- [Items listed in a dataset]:

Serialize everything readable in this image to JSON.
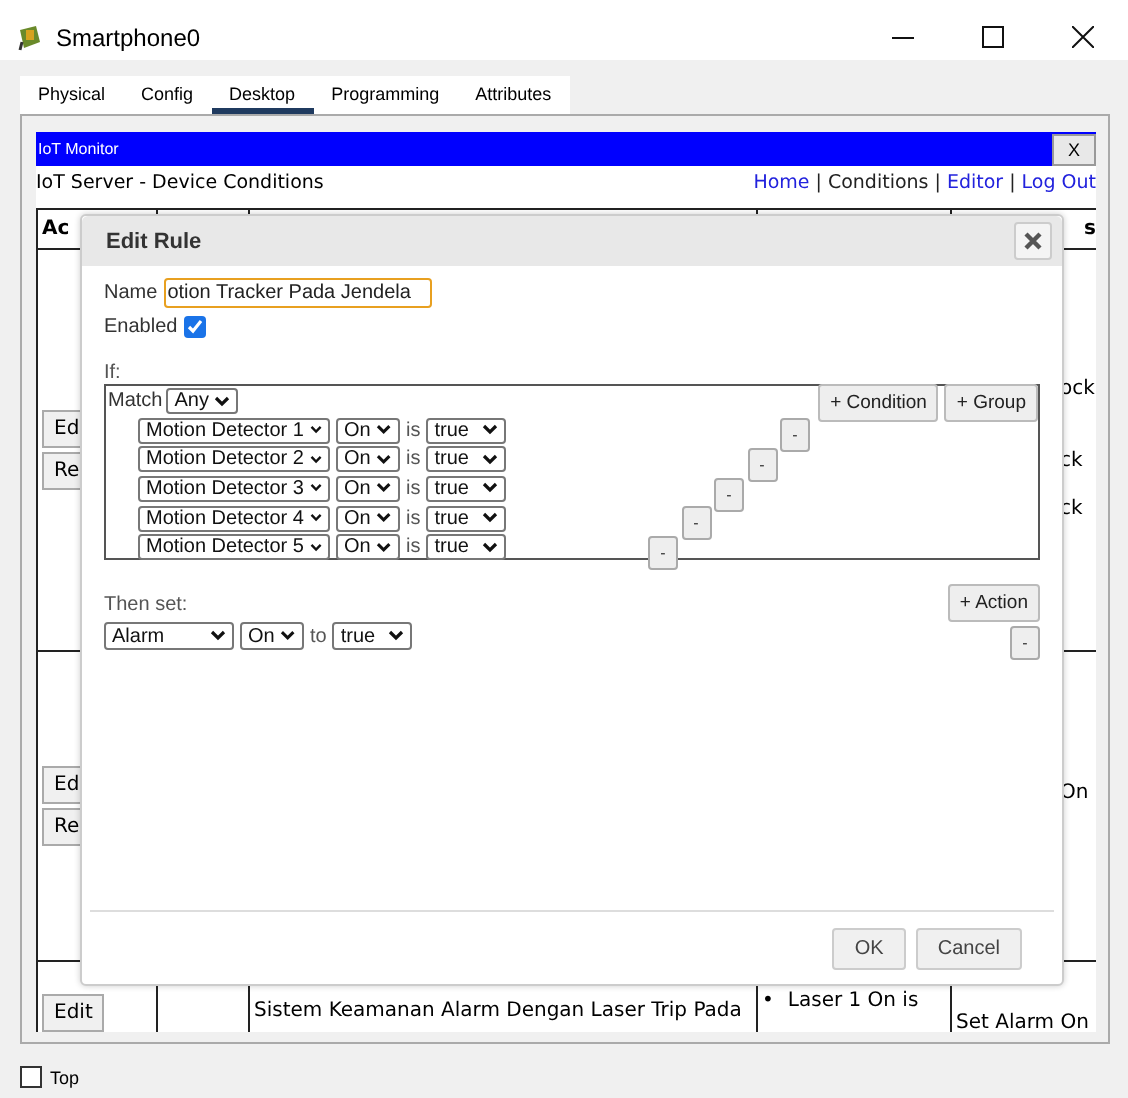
{
  "window": {
    "title": "Smartphone0"
  },
  "tabs": [
    {
      "label": "Physical",
      "selected": false
    },
    {
      "label": "Config",
      "selected": false
    },
    {
      "label": "Desktop",
      "selected": true
    },
    {
      "label": "Programming",
      "selected": false
    },
    {
      "label": "Attributes",
      "selected": false
    }
  ],
  "app": {
    "title": "IoT Monitor",
    "close": "X",
    "heading": "IoT Server - Device Conditions",
    "separator": "|",
    "nav": [
      {
        "label": "Home",
        "selected": false
      },
      {
        "label": "Conditions",
        "selected": true
      },
      {
        "label": "Editor",
        "selected": false
      },
      {
        "label": "Log Out",
        "selected": false
      }
    ]
  },
  "table": {
    "column_1": "Ac",
    "column_5": "s",
    "rows": [
      {
        "buttons": [
          "Ed",
          "Re"
        ],
        "column_5": [
          "ock",
          "ck",
          "ck"
        ]
      },
      {
        "buttons": [
          "Ed",
          "Re"
        ],
        "column_5": [
          "On"
        ]
      },
      {
        "buttons": [
          "Edit"
        ],
        "column_3": "Sistem Keamanan Alarm Dengan Laser Trip Pada",
        "bullet": "•",
        "column_4": "Laser 1 On is",
        "column_5": [
          "Set Alarm On"
        ]
      }
    ]
  },
  "dialog": {
    "title": "Edit Rule",
    "name_label": "Name",
    "name_value": "otion Tracker Pada Jendela",
    "enabled_label": "Enabled",
    "enabled": true,
    "if_label": "If:",
    "match_label": "Match",
    "match": "Any",
    "add_condition": "+ Condition",
    "add_group": "+ Group",
    "conditions": [
      {
        "device": "Motion Detector 1",
        "property": "On",
        "is_label": "is",
        "value": "true",
        "remove": "-"
      },
      {
        "device": "Motion Detector 2",
        "property": "On",
        "is_label": "is",
        "value": "true",
        "remove": "-"
      },
      {
        "device": "Motion Detector 3",
        "property": "On",
        "is_label": "is",
        "value": "true",
        "remove": "-"
      },
      {
        "device": "Motion Detector 4",
        "property": "On",
        "is_label": "is",
        "value": "true",
        "remove": "-"
      },
      {
        "device": "Motion Detector 5",
        "property": "On",
        "is_label": "is",
        "value": "true",
        "remove": "-"
      }
    ],
    "then_label": "Then set:",
    "add_action": "+ Action",
    "actions": [
      {
        "device": "Alarm",
        "property": "On",
        "to_label": "to",
        "value": "true",
        "remove": "-"
      }
    ],
    "buttons": [
      "OK",
      "Cancel"
    ]
  },
  "footer": {
    "label": "Top",
    "checked": false
  }
}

- [PROBLEM TO SOLVE]:
Return to the listing above and set it down exactly, leaving out its pictures.

- [WORKED ANSWER]:
Serialize everything readable in this image to JSON.
{
  "window": {
    "title": "Smartphone0"
  },
  "tabs": [
    {
      "label": "Physical",
      "selected": false
    },
    {
      "label": "Config",
      "selected": false
    },
    {
      "label": "Desktop",
      "selected": true
    },
    {
      "label": "Programming",
      "selected": false
    },
    {
      "label": "Attributes",
      "selected": false
    }
  ],
  "app": {
    "title": "IoT Monitor",
    "close": "X",
    "heading": "IoT Server - Device Conditions",
    "separator": "|",
    "nav": [
      {
        "label": "Home",
        "selected": false
      },
      {
        "label": "Conditions",
        "selected": true
      },
      {
        "label": "Editor",
        "selected": false
      },
      {
        "label": "Log Out",
        "selected": false
      }
    ]
  },
  "table": {
    "column_1": "Ac",
    "column_5": "s",
    "rows": [
      {
        "buttons": [
          "Ed",
          "Re"
        ],
        "column_5": [
          "ock",
          "ck",
          "ck"
        ]
      },
      {
        "buttons": [
          "Ed",
          "Re"
        ],
        "column_5": [
          "On"
        ]
      },
      {
        "buttons": [
          "Edit"
        ],
        "column_3": "Sistem Keamanan Alarm Dengan Laser Trip Pada",
        "bullet": "•",
        "column_4": "Laser 1 On is",
        "column_5": [
          "Set Alarm On"
        ]
      }
    ]
  },
  "dialog": {
    "title": "Edit Rule",
    "name_label": "Name",
    "name_value": "otion Tracker Pada Jendela",
    "enabled_label": "Enabled",
    "enabled": true,
    "if_label": "If:",
    "match_label": "Match",
    "match": "Any",
    "add_condition": "+ Condition",
    "add_group": "+ Group",
    "conditions": [
      {
        "device": "Motion Detector 1",
        "property": "On",
        "is_label": "is",
        "value": "true",
        "remove": "-"
      },
      {
        "device": "Motion Detector 2",
        "property": "On",
        "is_label": "is",
        "value": "true",
        "remove": "-"
      },
      {
        "device": "Motion Detector 3",
        "property": "On",
        "is_label": "is",
        "value": "true",
        "remove": "-"
      },
      {
        "device": "Motion Detector 4",
        "property": "On",
        "is_label": "is",
        "value": "true",
        "remove": "-"
      },
      {
        "device": "Motion Detector 5",
        "property": "On",
        "is_label": "is",
        "value": "true",
        "remove": "-"
      }
    ],
    "then_label": "Then set:",
    "add_action": "+ Action",
    "actions": [
      {
        "device": "Alarm",
        "property": "On",
        "to_label": "to",
        "value": "true",
        "remove": "-"
      }
    ],
    "buttons": [
      "OK",
      "Cancel"
    ]
  },
  "footer": {
    "label": "Top",
    "checked": false
  }
}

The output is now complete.